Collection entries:

— begin —

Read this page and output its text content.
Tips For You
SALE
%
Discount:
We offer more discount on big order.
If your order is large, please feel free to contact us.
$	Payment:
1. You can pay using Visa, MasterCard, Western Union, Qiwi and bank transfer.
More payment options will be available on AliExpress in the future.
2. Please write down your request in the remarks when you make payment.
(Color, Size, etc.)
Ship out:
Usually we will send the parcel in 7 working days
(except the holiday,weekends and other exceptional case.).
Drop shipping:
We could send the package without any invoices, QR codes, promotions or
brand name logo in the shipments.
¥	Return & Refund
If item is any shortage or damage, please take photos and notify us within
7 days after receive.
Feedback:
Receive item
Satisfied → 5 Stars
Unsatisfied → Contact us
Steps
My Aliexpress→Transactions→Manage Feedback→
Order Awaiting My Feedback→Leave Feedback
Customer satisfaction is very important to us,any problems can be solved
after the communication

— end —

> [WRITTEN INSTRUCTION]:
Copy and report every line where the word "after" is present.

> [EXERCISE SOLUTION]:
7 days after receive.
after the communication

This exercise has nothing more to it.